▸ **Exercise brief**
Find each line with the word "Bacaan" and say how many there are, nothing else.

— Start —

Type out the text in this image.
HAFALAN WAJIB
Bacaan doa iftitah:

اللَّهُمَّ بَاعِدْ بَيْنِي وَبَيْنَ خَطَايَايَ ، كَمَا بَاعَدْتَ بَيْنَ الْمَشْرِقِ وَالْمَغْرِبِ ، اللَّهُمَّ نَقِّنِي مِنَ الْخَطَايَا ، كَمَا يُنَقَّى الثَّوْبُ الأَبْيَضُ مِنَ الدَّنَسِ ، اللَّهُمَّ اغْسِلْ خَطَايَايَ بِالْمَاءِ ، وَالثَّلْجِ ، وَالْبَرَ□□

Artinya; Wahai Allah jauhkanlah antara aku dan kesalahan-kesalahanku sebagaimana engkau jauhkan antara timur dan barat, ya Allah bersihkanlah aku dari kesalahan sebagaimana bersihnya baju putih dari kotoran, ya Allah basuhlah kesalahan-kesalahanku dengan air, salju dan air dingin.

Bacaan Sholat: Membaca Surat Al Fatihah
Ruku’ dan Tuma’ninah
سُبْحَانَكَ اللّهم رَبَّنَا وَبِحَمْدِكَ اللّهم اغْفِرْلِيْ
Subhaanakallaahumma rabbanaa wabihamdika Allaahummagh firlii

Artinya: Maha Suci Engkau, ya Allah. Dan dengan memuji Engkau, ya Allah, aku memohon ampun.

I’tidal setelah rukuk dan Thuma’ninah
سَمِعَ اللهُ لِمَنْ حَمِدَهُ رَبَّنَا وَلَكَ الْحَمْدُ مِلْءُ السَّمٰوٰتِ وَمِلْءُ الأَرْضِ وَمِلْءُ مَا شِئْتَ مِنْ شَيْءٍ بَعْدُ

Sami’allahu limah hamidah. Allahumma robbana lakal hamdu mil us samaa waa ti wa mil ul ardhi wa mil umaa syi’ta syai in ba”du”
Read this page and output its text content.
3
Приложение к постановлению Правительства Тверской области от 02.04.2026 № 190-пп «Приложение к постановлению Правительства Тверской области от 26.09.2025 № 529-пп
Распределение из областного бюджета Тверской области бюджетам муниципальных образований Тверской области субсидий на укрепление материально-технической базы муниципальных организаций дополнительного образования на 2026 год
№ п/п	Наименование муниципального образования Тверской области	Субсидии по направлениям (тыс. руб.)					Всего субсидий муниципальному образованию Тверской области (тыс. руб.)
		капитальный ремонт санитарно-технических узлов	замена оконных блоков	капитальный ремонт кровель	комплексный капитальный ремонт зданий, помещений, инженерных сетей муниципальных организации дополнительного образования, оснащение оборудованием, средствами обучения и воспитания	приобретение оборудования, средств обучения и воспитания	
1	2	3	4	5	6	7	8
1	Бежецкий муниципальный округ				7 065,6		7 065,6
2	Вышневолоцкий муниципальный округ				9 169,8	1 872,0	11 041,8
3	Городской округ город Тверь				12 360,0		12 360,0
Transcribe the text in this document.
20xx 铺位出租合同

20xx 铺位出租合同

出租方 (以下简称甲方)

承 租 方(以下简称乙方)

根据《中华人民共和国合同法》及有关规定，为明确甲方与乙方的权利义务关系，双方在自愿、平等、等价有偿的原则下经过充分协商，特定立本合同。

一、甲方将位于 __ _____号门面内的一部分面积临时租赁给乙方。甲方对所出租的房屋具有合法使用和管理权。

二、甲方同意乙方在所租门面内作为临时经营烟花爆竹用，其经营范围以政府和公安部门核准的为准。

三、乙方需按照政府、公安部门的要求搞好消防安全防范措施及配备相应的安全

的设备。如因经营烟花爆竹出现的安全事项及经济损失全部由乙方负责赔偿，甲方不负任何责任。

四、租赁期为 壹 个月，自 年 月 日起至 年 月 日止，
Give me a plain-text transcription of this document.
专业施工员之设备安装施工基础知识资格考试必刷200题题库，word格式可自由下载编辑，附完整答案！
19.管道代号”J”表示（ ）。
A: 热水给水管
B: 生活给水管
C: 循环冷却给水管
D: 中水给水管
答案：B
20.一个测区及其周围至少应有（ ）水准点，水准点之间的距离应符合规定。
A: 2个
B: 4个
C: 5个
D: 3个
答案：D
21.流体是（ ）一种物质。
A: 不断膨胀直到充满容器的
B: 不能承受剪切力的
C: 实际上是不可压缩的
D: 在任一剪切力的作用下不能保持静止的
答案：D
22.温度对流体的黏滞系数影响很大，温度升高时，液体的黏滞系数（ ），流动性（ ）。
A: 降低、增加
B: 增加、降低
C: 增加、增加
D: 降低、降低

— End —

▸ **Answer to the exercise**
2